▸ Exercise instructions: Copy out the lines that have "name" in them.

▸ The records:
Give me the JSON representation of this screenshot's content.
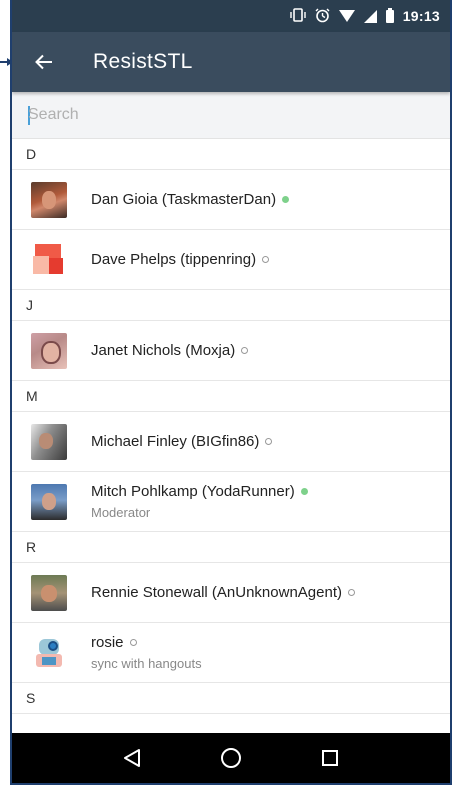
{
  "status_bar": {
    "time": "19:13",
    "icons": [
      "vibrate-icon",
      "alarm-icon",
      "wifi-icon",
      "signal-icon",
      "battery-icon"
    ]
  },
  "app_bar": {
    "title": "ResistSTL",
    "back_icon": "arrow-left-icon"
  },
  "search": {
    "placeholder": "Search",
    "value": ""
  },
  "sections": [
    {
      "letter": "D",
      "members": [
        {
          "name": "Dan Gioia (TaskmasterDan)",
          "status": "online",
          "subtitle": ""
        },
        {
          "name": "Dave Phelps (tippenring)",
          "status": "offline",
          "subtitle": ""
        }
      ]
    },
    {
      "letter": "J",
      "members": [
        {
          "name": "Janet Nichols (Moxja)",
          "status": "offline",
          "subtitle": ""
        }
      ]
    },
    {
      "letter": "M",
      "members": [
        {
          "name": "Michael Finley (BIGfin86)",
          "status": "offline",
          "subtitle": ""
        },
        {
          "name": "Mitch Pohlkamp (YodaRunner)",
          "status": "online",
          "subtitle": "Moderator"
        }
      ]
    },
    {
      "letter": "R",
      "members": [
        {
          "name": "Rennie Stonewall (AnUnknownAgent)",
          "status": "offline",
          "subtitle": ""
        },
        {
          "name": "rosie",
          "status": "offline",
          "subtitle": "sync with hangouts"
        }
      ]
    },
    {
      "letter": "S",
      "members": []
    }
  ],
  "colors": {
    "status_bar": "#2b3e4f",
    "app_bar": "#3a4c5e",
    "online": "#7ed18b",
    "nav_bar": "#000000"
  },
  "nav_bar": {
    "buttons": [
      "back-triangle-icon",
      "home-circle-icon",
      "recents-square-icon"
    ]
  }
}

▸ Task answer:
          "name": "Dan Gioia (TaskmasterDan)",
          "name": "Dave Phelps (tippenring)",
          "name": "Janet Nichols (Moxja)",
          "name": "Michael Finley (BIGfin86)",
          "name": "Mitch Pohlkamp (YodaRunner)",
          "name": "Rennie Stonewall (AnUnknownAgent)",
          "name": "rosie",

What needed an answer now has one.